___ Data shown
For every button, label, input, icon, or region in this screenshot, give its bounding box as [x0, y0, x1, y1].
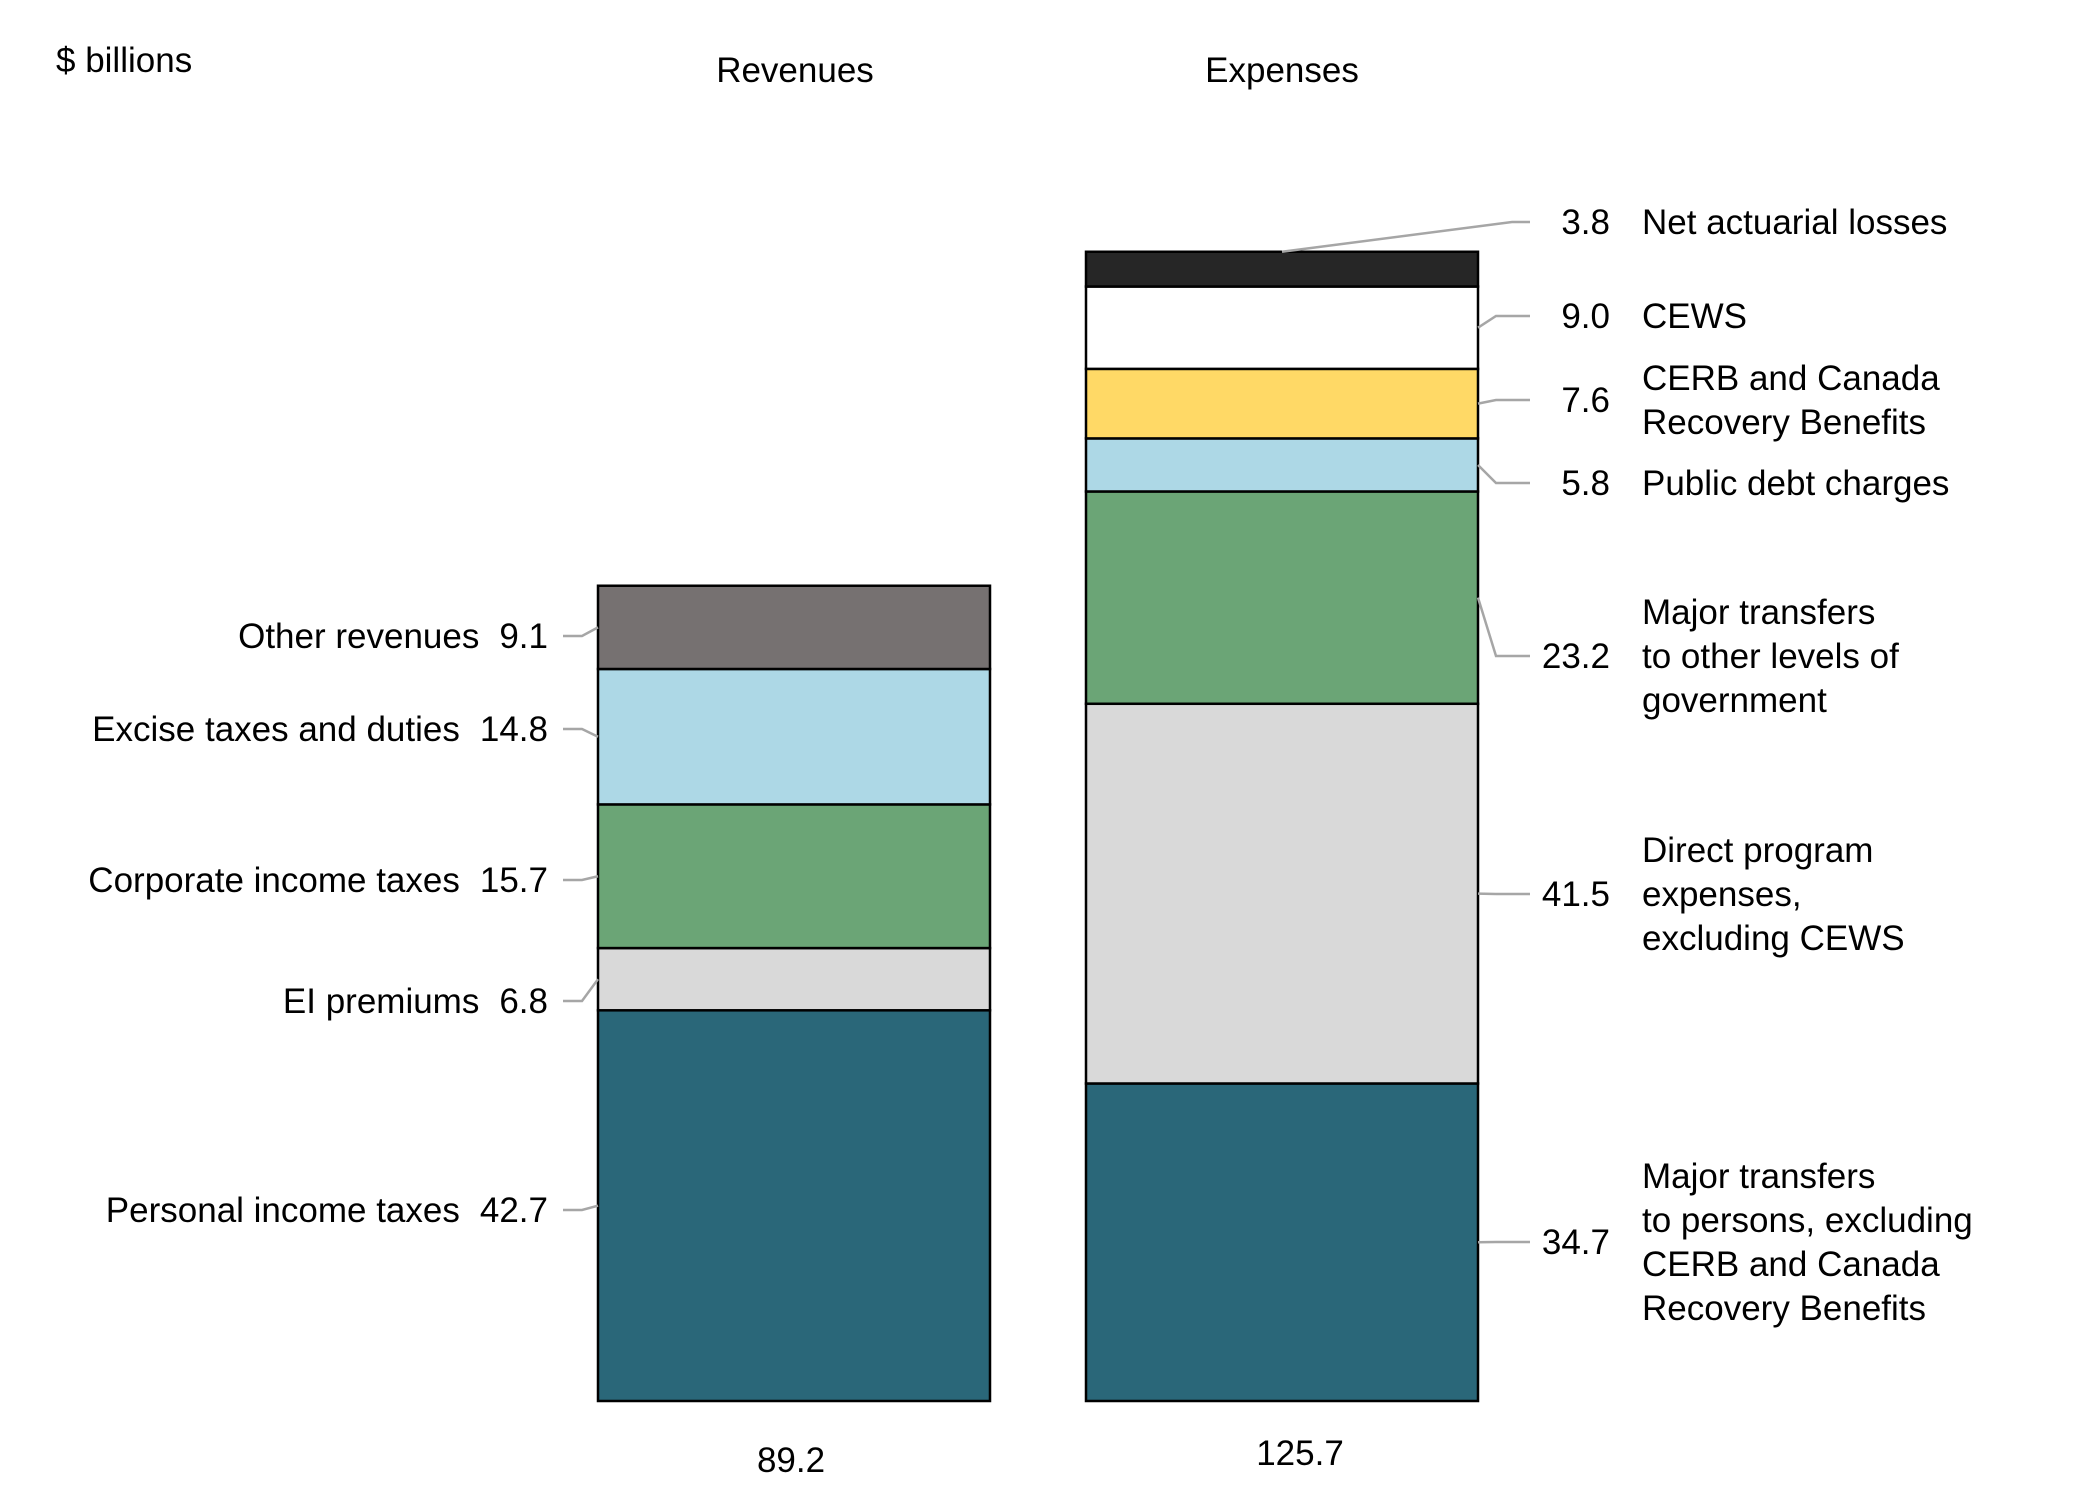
- revenues-value-label: 6.8: [499, 982, 548, 1021]
- total-label-revenues: 89.2: [757, 1441, 825, 1480]
- expenses-bar-segment: [1084, 367, 1480, 440]
- revenues-category-label: Corporate income taxes: [88, 861, 460, 900]
- category-label-expenses: Expenses: [1205, 51, 1359, 90]
- label-line: Major transfers: [1642, 1157, 1875, 1196]
- label-line: to persons, excluding: [1642, 1201, 1973, 1240]
- revenues-leader-line: [563, 1204, 599, 1212]
- expenses-value-label: 7.6: [1561, 381, 1610, 420]
- label-line: Direct program: [1642, 831, 1873, 870]
- expenses-value-label: 34.7: [1542, 1223, 1610, 1262]
- expenses-bar-segment: [1084, 702, 1480, 1085]
- expenses-leader-line: [1281, 220, 1530, 253]
- expenses-leader-line: [1477, 464, 1530, 485]
- expenses-value-label: 5.8: [1561, 464, 1610, 503]
- expenses-category-label: CERB and Canada Recovery Benefits: [1642, 359, 1940, 442]
- label-line: Recovery Benefits: [1642, 1289, 1926, 1328]
- unit-label: $ billions: [56, 41, 192, 80]
- revenues-category-label: Personal income taxes: [106, 1191, 460, 1230]
- expenses-bar-segment: [1084, 285, 1480, 371]
- expenses-category-label: CEWS: [1642, 297, 1747, 336]
- revenues-category-label: Excise taxes and duties: [92, 710, 460, 749]
- label-line: to other levels of: [1642, 637, 1899, 676]
- label-line: Public debt charges: [1642, 464, 1949, 503]
- revenues-value-label: 15.7: [480, 861, 548, 900]
- revenues-bar-segment: [596, 946, 992, 1012]
- label-line: expenses,: [1642, 875, 1802, 914]
- expenses-category-label: Public debt charges: [1642, 464, 1949, 503]
- label-line: Major transfers: [1642, 593, 1875, 632]
- label-line: CERB and Canada: [1642, 1245, 1940, 1284]
- revenues-bar-segment: [596, 584, 992, 671]
- label-line: CERB and Canada: [1642, 359, 1940, 398]
- expenses-value-label: 3.8: [1561, 203, 1610, 242]
- revenues-value-label: 14.8: [480, 710, 548, 749]
- expenses-bar-segment: [1084, 250, 1480, 288]
- revenues-bar-segment: [596, 803, 992, 950]
- revenues-bar-segment: [596, 667, 992, 806]
- expenses-bar-segment: [1084, 1082, 1480, 1403]
- revenues-category-label: EI premiums: [283, 982, 479, 1021]
- revenues-value-label: 42.7: [480, 1191, 548, 1230]
- expenses-category-label: Major transfers to other levels of governm…: [1642, 593, 1899, 720]
- expenses-bar-segment: [1084, 490, 1480, 706]
- revenues-leader-line: [563, 978, 600, 1003]
- expenses-category-label: Net actuarial losses: [1642, 203, 1947, 242]
- label-line: excluding CEWS: [1642, 919, 1905, 958]
- expenses-value-label: 23.2: [1542, 637, 1610, 676]
- total-label-expenses: 125.7: [1256, 1434, 1344, 1473]
- expenses-category-label: Major transfers to persons, excluding CERB…: [1642, 1157, 1973, 1328]
- expenses-category-label: Direct program expenses, excluding CEWS: [1642, 831, 1905, 958]
- revenues-bar-segment: [596, 1009, 992, 1403]
- revenues-leader-line: [563, 626, 599, 638]
- revenues-value-label: 9.1: [499, 617, 548, 656]
- revenues-leader-line: [563, 875, 599, 882]
- expenses-leader-line: [1477, 398, 1530, 405]
- expenses-leader-line: [1476, 597, 1530, 658]
- expenses-value-label: 9.0: [1561, 297, 1610, 336]
- expenses-bar-segment: [1084, 437, 1480, 493]
- label-line: Recovery Benefits: [1642, 403, 1926, 442]
- expenses-value-label: 41.5: [1542, 875, 1610, 914]
- revenues-leader-line: [563, 727, 599, 738]
- label-line: Net actuarial losses: [1642, 203, 1947, 242]
- category-label-revenues: Revenues: [716, 51, 874, 90]
- label-line: government: [1642, 681, 1827, 720]
- label-line: CEWS: [1642, 297, 1747, 336]
- revenues-category-label: Other revenues: [238, 617, 479, 656]
- expenses-leader-line: [1477, 314, 1530, 329]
______
» **Work instructions**
Return all of the lines above word for word, leaving out the picture.

» **Response**
For every button, label, input, icon, or region in this screenshot, give its bounding box as [x0, y0, x1, y1].
- revenues-value-label: 6.8: [499, 982, 548, 1021]
- total-label-revenues: 89.2: [757, 1441, 825, 1480]
- expenses-bar-segment: [1084, 367, 1480, 440]
- revenues-category-label: Corporate income taxes: [88, 861, 460, 900]
- category-label-expenses: Expenses: [1205, 51, 1359, 90]
- label-line: Major transfers: [1642, 1157, 1875, 1196]
- label-line: to persons, excluding: [1642, 1201, 1973, 1240]
- revenues-leader-line: [563, 1204, 599, 1212]
- expenses-value-label: 7.6: [1561, 381, 1610, 420]
- label-line: Direct program: [1642, 831, 1873, 870]
- expenses-value-label: 34.7: [1542, 1223, 1610, 1262]
- expenses-bar-segment: [1084, 702, 1480, 1085]
- expenses-leader-line: [1281, 220, 1530, 253]
- expenses-leader-line: [1477, 464, 1530, 485]
- expenses-value-label: 5.8: [1561, 464, 1610, 503]
- expenses-category-label: CERB and Canada Recovery Benefits: [1642, 359, 1940, 442]
- label-line: Recovery Benefits: [1642, 1289, 1926, 1328]
- unit-label: $ billions: [56, 41, 192, 80]
- revenues-category-label: Personal income taxes: [106, 1191, 460, 1230]
- expenses-bar-segment: [1084, 285, 1480, 371]
- expenses-category-label: CEWS: [1642, 297, 1747, 336]
- revenues-category-label: Excise taxes and duties: [92, 710, 460, 749]
- label-line: to other levels of: [1642, 637, 1899, 676]
- label-line: Public debt charges: [1642, 464, 1949, 503]
- revenues-value-label: 15.7: [480, 861, 548, 900]
- revenues-bar-segment: [596, 946, 992, 1012]
- label-line: expenses,: [1642, 875, 1802, 914]
- expenses-category-label: Public debt charges: [1642, 464, 1949, 503]
- label-line: Major transfers: [1642, 593, 1875, 632]
- label-line: CERB and Canada: [1642, 1245, 1940, 1284]
- revenues-bar-segment: [596, 584, 992, 671]
- label-line: CERB and Canada: [1642, 359, 1940, 398]
- expenses-value-label: 3.8: [1561, 203, 1610, 242]
- revenues-value-label: 14.8: [480, 710, 548, 749]
- expenses-bar-segment: [1084, 250, 1480, 288]
- revenues-bar-segment: [596, 803, 992, 950]
- revenues-bar-segment: [596, 667, 992, 806]
- expenses-bar-segment: [1084, 1082, 1480, 1403]
- revenues-category-label: EI premiums: [283, 982, 479, 1021]
- revenues-value-label: 42.7: [480, 1191, 548, 1230]
- expenses-category-label: Major transfers to other levels of governm…: [1642, 593, 1899, 720]
- expenses-bar-segment: [1084, 490, 1480, 706]
- revenues-leader-line: [563, 978, 600, 1003]
- expenses-category-label: Net actuarial losses: [1642, 203, 1947, 242]
- label-line: excluding CEWS: [1642, 919, 1905, 958]
- expenses-value-label: 23.2: [1542, 637, 1610, 676]
- total-label-expenses: 125.7: [1256, 1434, 1344, 1473]
- expenses-category-label: Major transfers to persons, excluding CERB…: [1642, 1157, 1973, 1328]
- expenses-category-label: Direct program expenses, excluding CEWS: [1642, 831, 1905, 958]
- revenues-bar-segment: [596, 1009, 992, 1403]
- revenues-leader-line: [563, 626, 599, 638]
- revenues-value-label: 9.1: [499, 617, 548, 656]
- revenues-leader-line: [563, 875, 599, 882]
- expenses-leader-line: [1477, 398, 1530, 405]
- expenses-leader-line: [1476, 597, 1530, 658]
- expenses-value-label: 9.0: [1561, 297, 1610, 336]
- expenses-bar-segment: [1084, 437, 1480, 493]
- label-line: Recovery Benefits: [1642, 403, 1926, 442]
- expenses-value-label: 41.5: [1542, 875, 1610, 914]
- revenues-leader-line: [563, 727, 599, 738]
- label-line: Net actuarial losses: [1642, 203, 1947, 242]
- category-label-revenues: Revenues: [716, 51, 874, 90]
- label-line: government: [1642, 681, 1827, 720]
- label-line: CEWS: [1642, 297, 1747, 336]
- revenues-category-label: Other revenues: [238, 617, 479, 656]
- expenses-leader-line: [1477, 314, 1530, 329]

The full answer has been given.